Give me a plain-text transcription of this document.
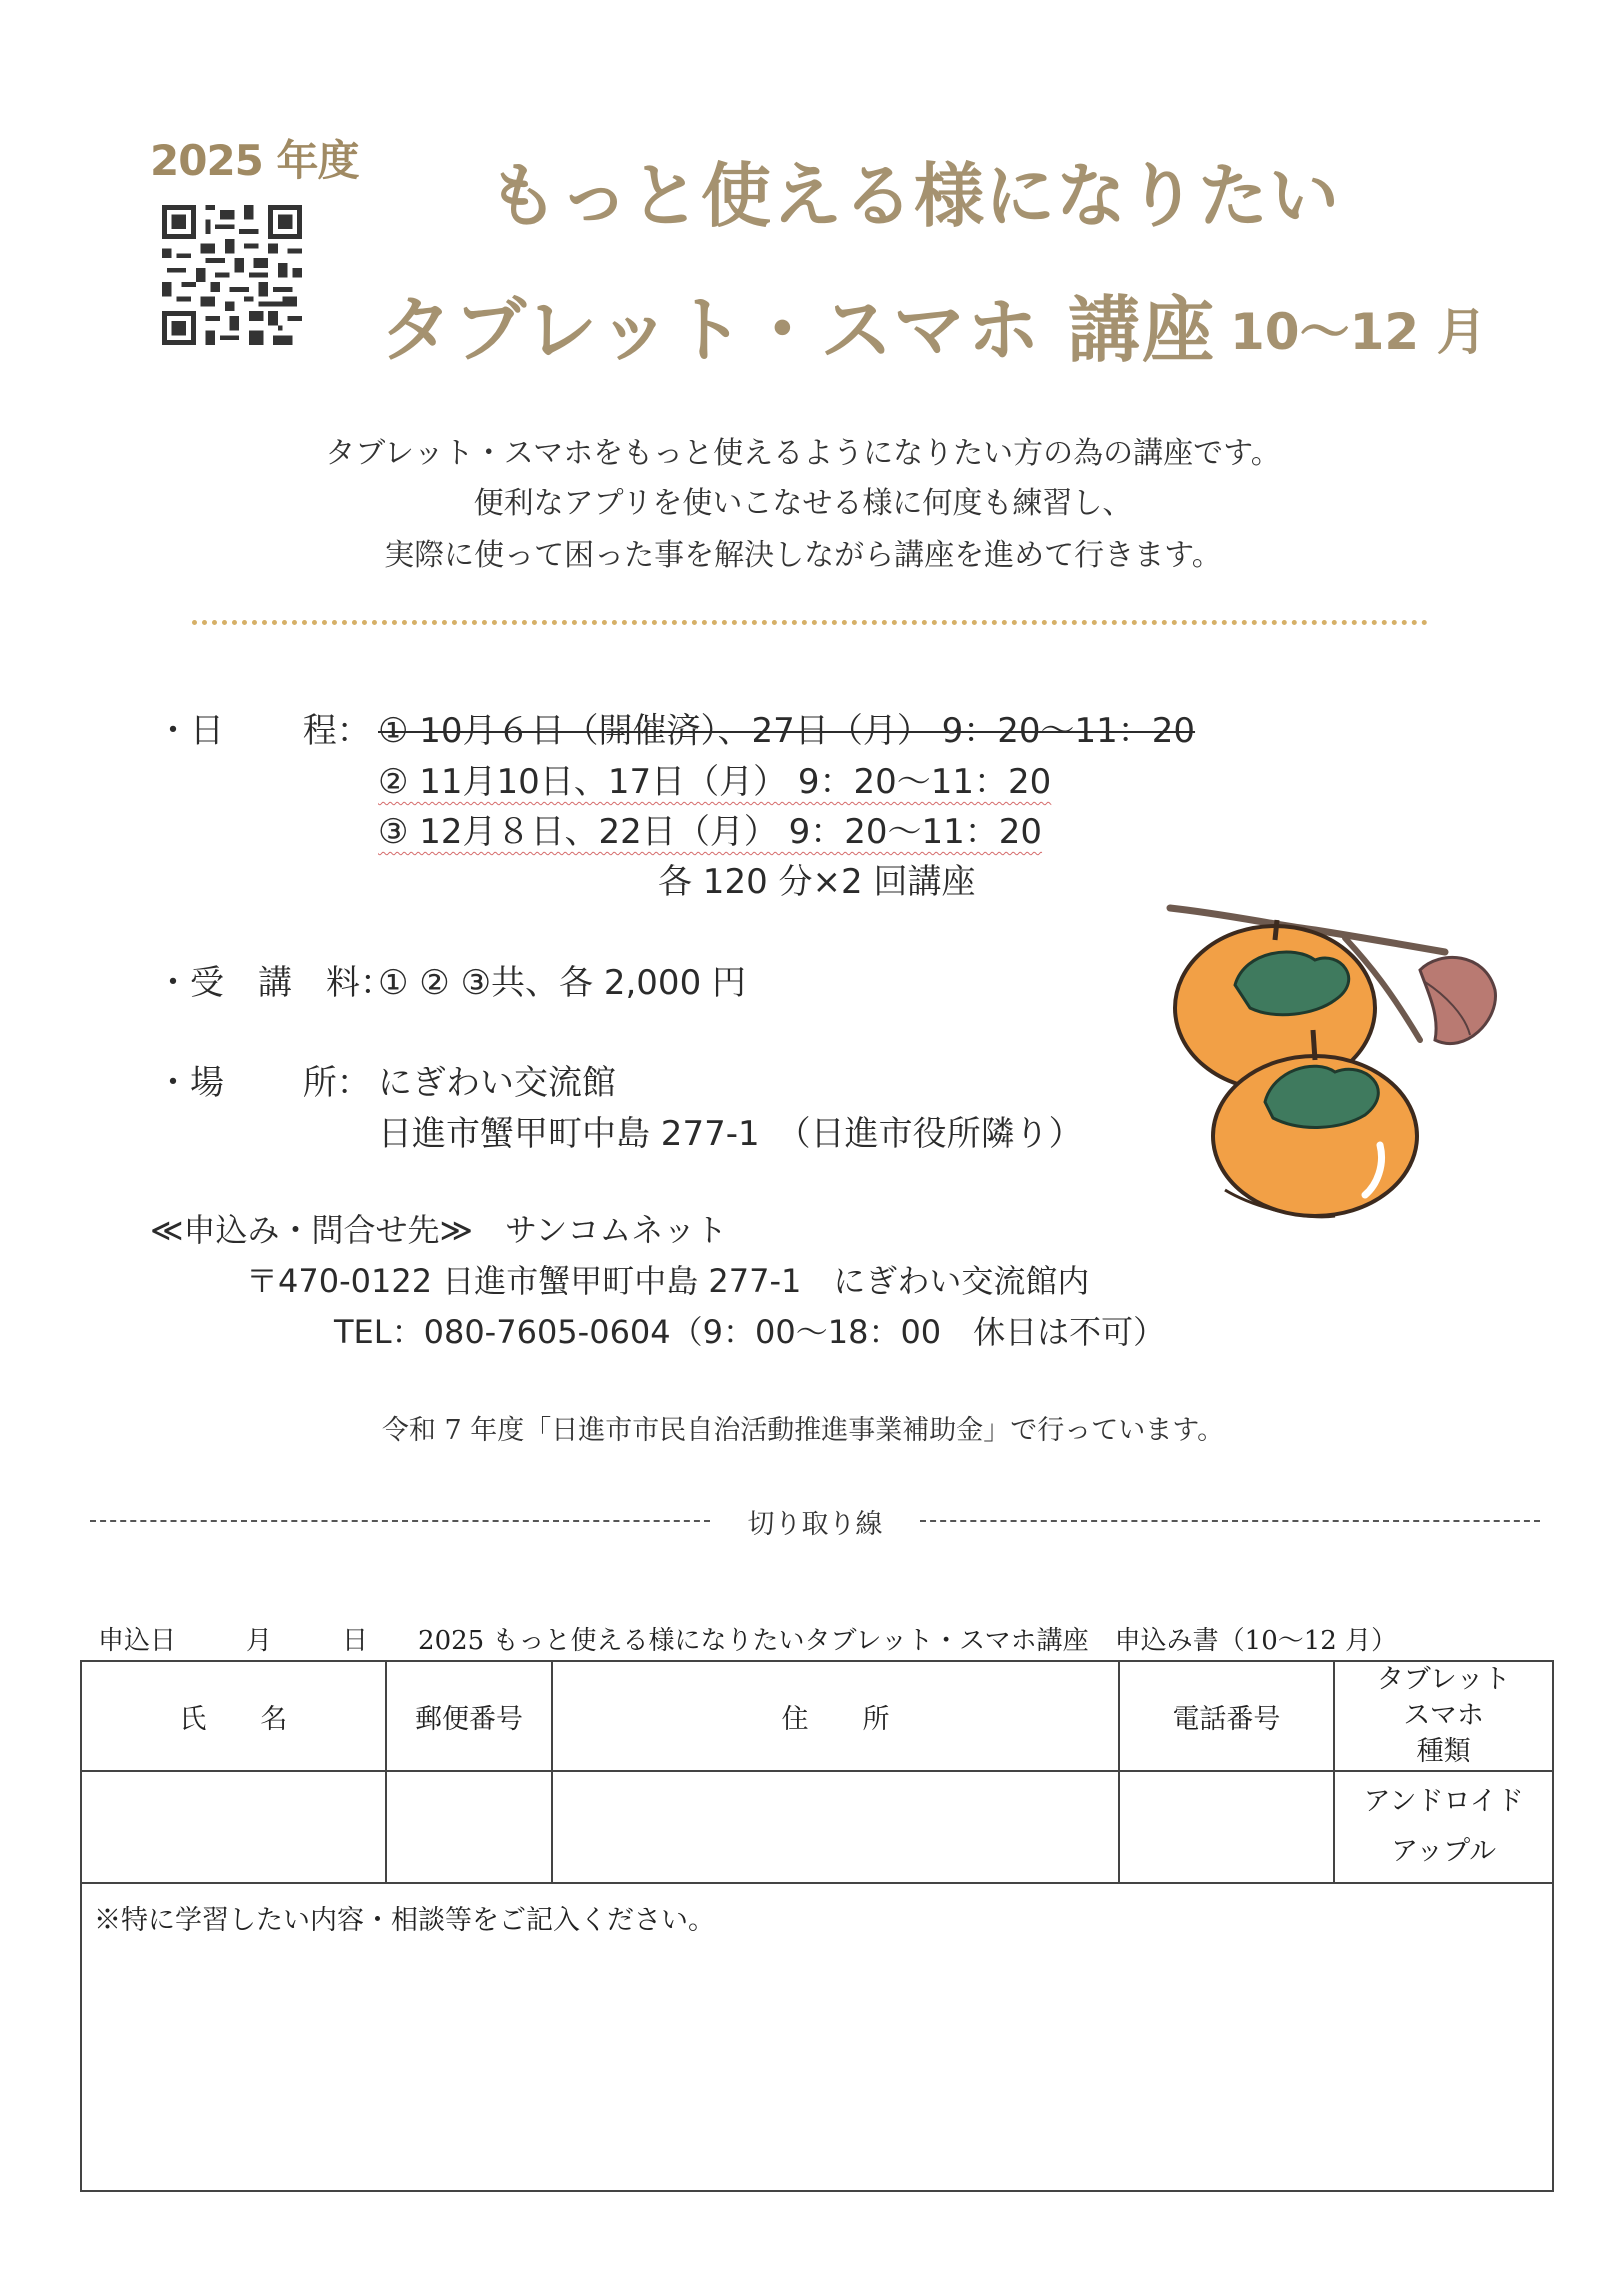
2025 年度 もっと使える様になりたい
タブレット・スマホ 講座 10～12 月
タブレット・スマホをもっと使えるようになりたい方の為の講座です。
便利なアプリを使いこなせる様に何度も練習し、
実際に使って困った事を解決しながら講座を進めて行きます。
・日　　 程： ① 10月６日（開催済）、27日（月） 9：20～11：20
② 11月10日、17日（月） 9：20～11：20
③ 12月８日、22日（月） 9：20～11：20
各 120 分×2 回講座
・受　講　料：
① ② ③共、各 2,000 円
・場　　 所： にぎわい交流館
日進市蟹甲町中島 277-1　（日進市役所隣り）
≪申込み・問合せ先≫　サンコムネット
〒470-0122 日進市蟹甲町中島 277-1　にぎわい交流館内
TEL：080-7605-0604（9：00～18：00　休日は不可）
令和 7 年度「日進市市民自治活動推進事業補助金」で行っています。
切り取り線
申込日	月	日 2025 もっと使える様になりたいタブレット・スマホ講座　申込み書（10～12 月）
氏　　名	郵便番号	住　　所	電話番号	タブレット
スマホ
種類

				アンドロイド
アップル

※特に学習したい内容・相談等をご記入ください。				
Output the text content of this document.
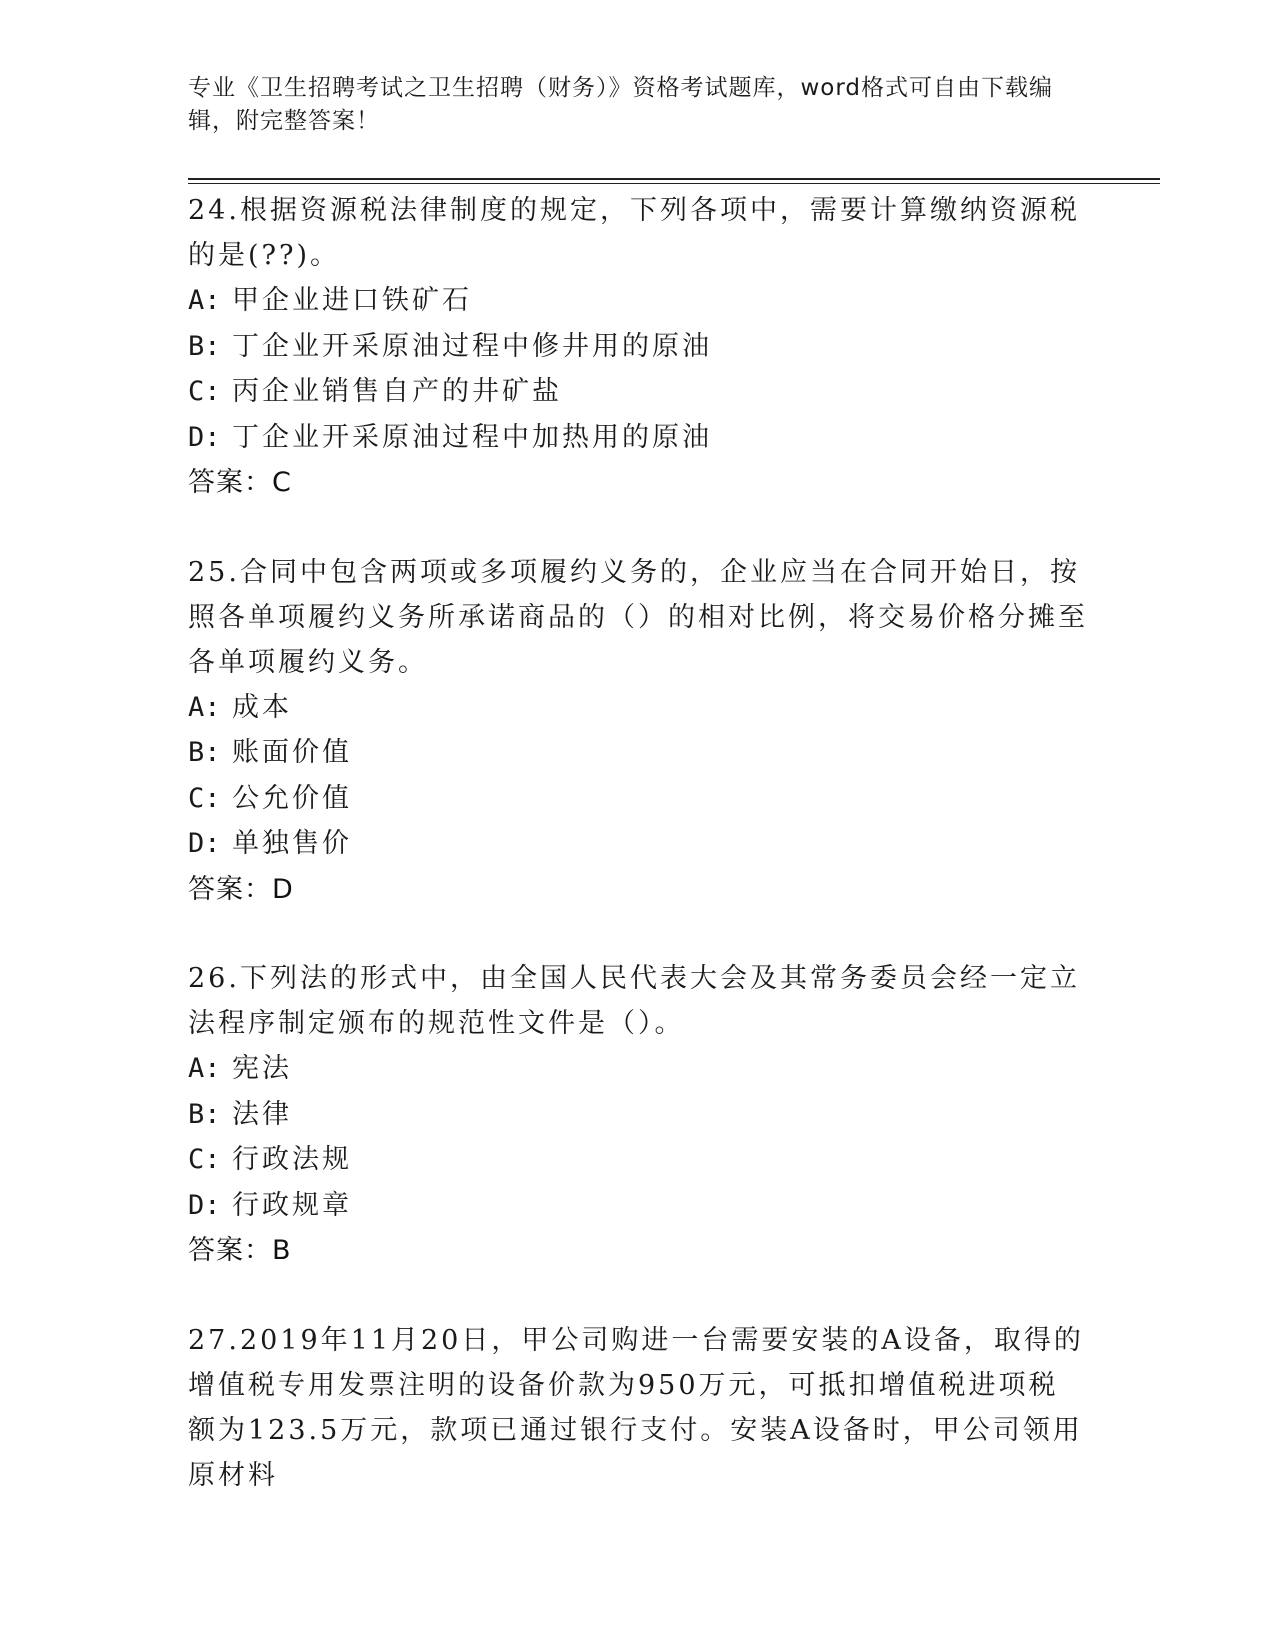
专业《卫生招聘考试之卫生招聘（财务）》资格考试题库，word格式可自由下载编辑，附完整答案！

24.根据资源税法律制度的规定，下列各项中，需要计算缴纳资源税的是(??)。

A: 甲企业进口铁矿石

B: 丁企业开采原油过程中修井用的原油

C: 丙企业销售自产的井矿盐

D: 丁企业开采原油过程中加热用的原油

答案：C

25.合同中包含两项或多项履约义务的，企业应当在合同开始日，按照各单项履约义务所承诺商品的（）的相对比例，将交易价格分摊至各单项履约义务。

A: 成本

B: 账面价值

C: 公允价值

D: 单独售价

答案：D

26.下列法的形式中，由全国人民代表大会及其常务委员会经一定立法程序制定颁布的规范性文件是（）。

A: 宪法

B: 法律

C: 行政法规

D: 行政规章

答案：B

27.2019年11月20日，甲公司购进一台需要安装的A设备，取得的增值税专用发票注明的设备价款为950万元，可抵扣增值税进项税额为123.5万元，款项已通过银行支付。安装A设备时，甲公司领用原材料
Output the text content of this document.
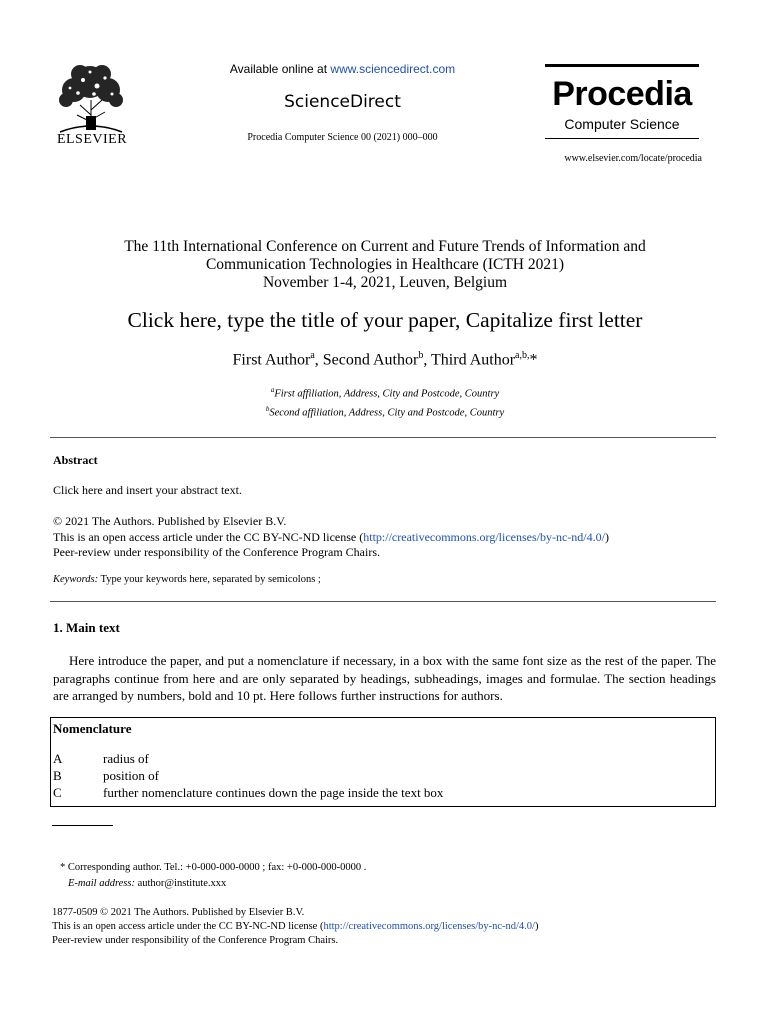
ELSEVIER
Available online at www.sciencedirect.com
ScienceDirect
Procedia Computer Science 00 (2021) 000–000
Procedia
Computer Science
www.elsevier.com/locate/procedia
The 11th International Conference on Current and Future Trends of Information and
Communication Technologies in Healthcare (ICTH 2021)
November 1-4, 2021, Leuven, Belgium
Click here, type the title of your paper, Capitalize first letter
First Author$^a$, Second Author$^b$, Third Author$^{a,b,}$*
$^a$First affiliation, Address, City and Postcode, Country
$^b$Second affiliation, Address, City and Postcode, Country
Abstract
Click here and insert your abstract text.
© 2021 The Authors. Published by Elsevier B.V.
This is an open access article under the CC BY-NC-ND license (http://creativecommons.org/licenses/by-nc-nd/4.0/)
Peer-review under responsibility of the Conference Program Chairs.
Keywords: Type your keywords here, separated by semicolons ;
1. Main text
Here introduce the paper, and put a nomenclature if necessary, in a box with the same font size as the rest of the paper. The paragraphs continue from here and are only separated by headings, subheadings, images and formulae. The section headings are arranged by numbers, bold and 10 pt. Here follows further instructions for authors.
Nomenclature
A	radius of
B	position of
C	further nomenclature continues down the page inside the text box
* Corresponding author. Tel.: +0-000-000-0000 ; fax: +0-000-000-0000 .
E-mail address: author@institute.xxx
1877-0509 © 2021 The Authors. Published by Elsevier B.V.
This is an open access article under the CC BY-NC-ND license (http://creativecommons.org/licenses/by-nc-nd/4.0/)
Peer-review under responsibility of the Conference Program Chairs.
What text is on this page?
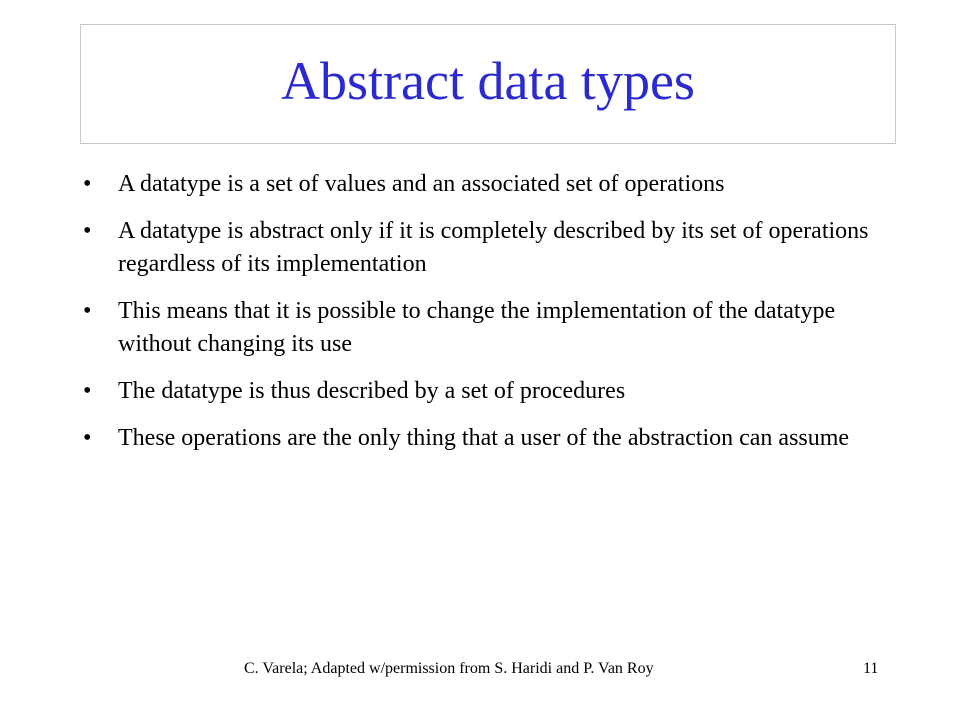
Abstract data types
• A datatype is a set of values and an associated set of operations
• A datatype is abstract only if it is completely described by its set of operations regardless of its implementation
• This means that it is possible to change the implementation of the datatype without changing its use
• The datatype is thus described by a set of procedures
• These operations are the only thing that a user of the abstraction can assume
C. Varela; Adapted w/permission from S. Haridi and P. Van Roy	11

→ **The request**
Determine how many lines of the material include the string "page". Output only that count.

→ **Solution to the problem**
2